▼
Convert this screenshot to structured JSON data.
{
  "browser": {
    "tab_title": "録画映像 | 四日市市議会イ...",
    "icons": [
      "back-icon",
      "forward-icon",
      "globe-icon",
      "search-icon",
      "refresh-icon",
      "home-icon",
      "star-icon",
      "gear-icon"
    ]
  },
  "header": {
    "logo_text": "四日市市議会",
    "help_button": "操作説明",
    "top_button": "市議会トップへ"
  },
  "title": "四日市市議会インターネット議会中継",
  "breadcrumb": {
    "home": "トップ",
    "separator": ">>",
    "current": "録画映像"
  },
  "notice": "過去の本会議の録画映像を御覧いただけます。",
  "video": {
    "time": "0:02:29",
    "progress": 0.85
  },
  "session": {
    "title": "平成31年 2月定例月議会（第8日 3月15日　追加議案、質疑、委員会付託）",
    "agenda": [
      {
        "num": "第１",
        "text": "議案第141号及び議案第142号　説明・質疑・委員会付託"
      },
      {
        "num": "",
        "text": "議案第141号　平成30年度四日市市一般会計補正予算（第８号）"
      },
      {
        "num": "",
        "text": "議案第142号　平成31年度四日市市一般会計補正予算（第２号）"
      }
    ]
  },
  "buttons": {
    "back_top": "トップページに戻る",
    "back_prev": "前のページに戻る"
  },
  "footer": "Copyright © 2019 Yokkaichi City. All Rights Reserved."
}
▲
WHAT THE EXERCISE ASKS → Please output every record, keeping each line exact.

SOLVED EXERCISE →
Convert this screenshot to structured JSON data.
{
  "browser": {
    "tab_title": "録画映像 | 四日市市議会イ...",
    "icons": [
      "back-icon",
      "forward-icon",
      "globe-icon",
      "search-icon",
      "refresh-icon",
      "home-icon",
      "star-icon",
      "gear-icon"
    ]
  },
  "header": {
    "logo_text": "四日市市議会",
    "help_button": "操作説明",
    "top_button": "市議会トップへ"
  },
  "title": "四日市市議会インターネット議会中継",
  "breadcrumb": {
    "home": "トップ",
    "separator": ">>",
    "current": "録画映像"
  },
  "notice": "過去の本会議の録画映像を御覧いただけます。",
  "video": {
    "time": "0:02:29",
    "progress": 0.85
  },
  "session": {
    "title": "平成31年 2月定例月議会（第8日 3月15日　追加議案、質疑、委員会付託）",
    "agenda": [
      {
        "num": "第１",
        "text": "議案第141号及び議案第142号　説明・質疑・委員会付託"
      },
      {
        "num": "",
        "text": "議案第141号　平成30年度四日市市一般会計補正予算（第８号）"
      },
      {
        "num": "",
        "text": "議案第142号　平成31年度四日市市一般会計補正予算（第２号）"
      }
    ]
  },
  "buttons": {
    "back_top": "トップページに戻る",
    "back_prev": "前のページに戻る"
  },
  "footer": "Copyright © 2019 Yokkaichi City. All Rights Reserved."
}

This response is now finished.